Penone has been commissioned to create a New
Work for Documenta in Kassel, Deutschland.
His visual ingenuity will also be seen next year
down in Madison Square Park!
•Filming Villa Diodati During On Stage
Action at the York Theatre…
Villa Deodati--A Chamber Operawas performed only twice at the York
Theatre. These performances were recorded by Bank Street
Films.
A Summer Rental, the Villa Deodati--sited
above the Shores of Lake Geneva--is remembered mainly
because of that summer in which its Occupants were the
Club Footed George Gordon, Lord Byron; his Mistress,
Claire; Percy Shelley, & his young Wife,
Mary Shelley.
Even that Cast of Characters would not be
so memorable were it not for the fact that Mary used the Rainy
Weather to write her Masterpiece: Frankenstein.
The Problem with this Chamber Opera is that
it does not have a Clear Narrative Arc. What is actually
going on? Why should we, in the Audience, care?
Unfortunately--even though they are now known to
Literary History--in this re enactment, neither Shelley
nor Lord Byron is especially Charismatic…
Maybe it's all that incessant Rain?
Some of the Songs are charming. Others seemed
unnecessary to Advancing the Plot, such as it was; Revealing
Character, or Establishing Mood.
Setting three Poems by Byron, three by Shelley,
& one by Alfred, Lord Tennyson--who was not included
in this Summer Retreat--was not especially productive.
But Byron's We'll Go No More a' Roving seemed
entirely out of key here…
The young Mary Shelley seemed to be writing Frankenstein
with a long Black Ostrich Feather Quill Pen.
Was this a Production Flourish, where a simple
Goose Quill Pen would have done?
Percy Shelley died--as, in fact, he did--but then
he got up & sang again…
•Going Down To Sidcup To Get Me Papers: Pinter's
The Caretaker at BAM.
Years & Years Ago, the new & unknown playwright,
Harold Pinter, bowed on Broadway with The Caretaker.
It was notably chiefly for the presence of Donald
Pleasance as Davies, the Titular Caretaker.
A Fellow Critic snarled as he left early:
"This is a Load of Rubbish!"
He was referring to the odd drama, but he could
also have been describing the Setting: what seemed to be
an Attic full of Cast Offs.
The Revival that has come to BAM from
the Theatre Royal, Bath, also has a Stage Full of Rubbish,
but it's not the same stuff that we saw on Broadway all those
years ago.
Now, the Caretaker is Jonathan Pryce,
a long way off from Miss Saigon…
The Two Odd Brothers who occupy this Attic
are Mick & Aston, played by Alex Hassell
& Alan Cox.
As a Paranoid Homeless, Pryce tries to drive
a Wedge between the brothers. He's also always threatening to
Go Down to Sidcup to get me Papers…
[If you have ever been to Sidcup, you might
appreciate the oddity of this remark.]
Christopher Morahan staged for Bath;
then the show moved on to the Liverpool Everyman &
onward.

Dataset section:
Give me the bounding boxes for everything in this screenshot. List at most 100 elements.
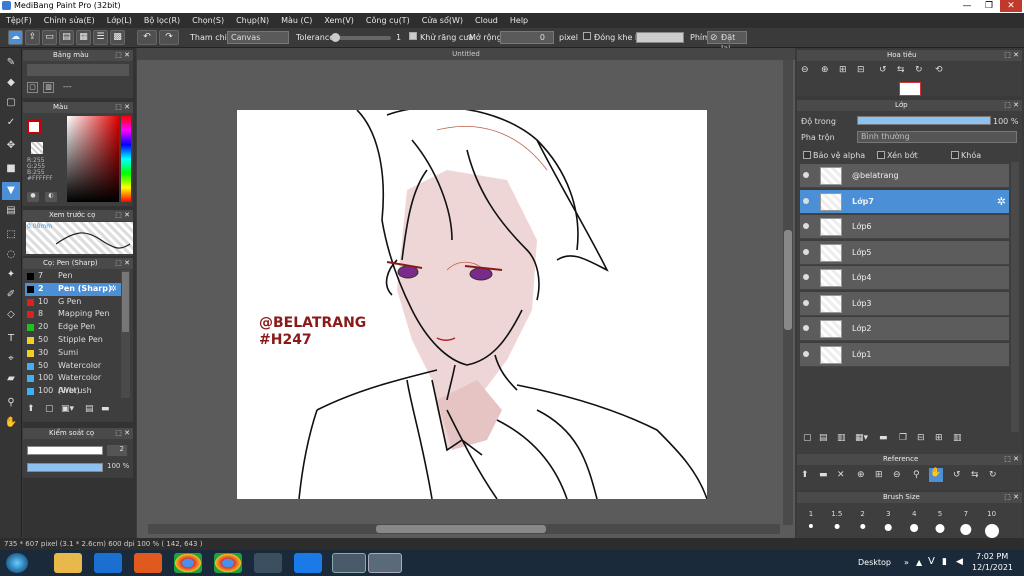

Directions:
**1)** According to the theater review, who recorded the two performances of Villa Deodati at the York Theatre?
**2)** Revise the theater review from "Unfortunately--even though they" and going on through "or Establishing Mood.", putting "Compelling" where "Charismatic" appears.

Answers for the exercise:
**1)** Bank Street Films

**2)**
Unfortunately--even though they are now known to
Literary History--in this re enactment, neither Shelley
nor Lord Byron is especially Compelling…
Maybe it's all that incessant Rain?
Some of the Songs are charming. Others seemed
unnecessary to Advancing the Plot, such as it was; Revealing
Character, or Establishing Mood.